» **Work instruction**:
Below are some records. Copy every line in them that holds "residents".

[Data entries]

__________

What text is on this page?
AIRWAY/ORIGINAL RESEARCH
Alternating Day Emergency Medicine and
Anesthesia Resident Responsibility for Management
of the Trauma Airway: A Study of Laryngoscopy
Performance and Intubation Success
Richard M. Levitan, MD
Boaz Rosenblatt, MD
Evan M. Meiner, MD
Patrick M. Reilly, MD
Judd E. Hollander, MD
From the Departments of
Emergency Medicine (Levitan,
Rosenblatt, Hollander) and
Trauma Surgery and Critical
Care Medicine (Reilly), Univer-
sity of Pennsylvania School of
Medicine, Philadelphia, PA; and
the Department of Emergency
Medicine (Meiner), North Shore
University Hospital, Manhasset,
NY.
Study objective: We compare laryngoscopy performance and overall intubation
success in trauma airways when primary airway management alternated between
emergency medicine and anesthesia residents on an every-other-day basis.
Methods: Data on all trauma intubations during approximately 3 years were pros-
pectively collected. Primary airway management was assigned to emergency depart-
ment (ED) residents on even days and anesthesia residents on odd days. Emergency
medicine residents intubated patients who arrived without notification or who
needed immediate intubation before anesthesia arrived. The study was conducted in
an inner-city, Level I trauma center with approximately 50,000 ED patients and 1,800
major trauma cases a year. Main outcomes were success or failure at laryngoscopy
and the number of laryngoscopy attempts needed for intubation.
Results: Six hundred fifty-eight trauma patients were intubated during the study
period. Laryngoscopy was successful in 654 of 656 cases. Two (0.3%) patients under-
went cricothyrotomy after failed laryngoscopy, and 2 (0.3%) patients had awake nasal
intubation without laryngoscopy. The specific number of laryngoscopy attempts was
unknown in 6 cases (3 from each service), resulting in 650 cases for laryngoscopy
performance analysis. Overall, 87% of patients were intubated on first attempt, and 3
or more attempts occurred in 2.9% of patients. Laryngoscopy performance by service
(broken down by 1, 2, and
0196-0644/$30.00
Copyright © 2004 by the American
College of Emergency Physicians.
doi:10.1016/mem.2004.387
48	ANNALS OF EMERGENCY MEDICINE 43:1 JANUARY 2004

__________

» **Expected output**:
emergency medicine and anesthesia residents on an every-other-day basis.
ment (ED) residents on even days and anesthesia residents on odd days. Emergency
medicine residents intubated patients who arrived without notification or who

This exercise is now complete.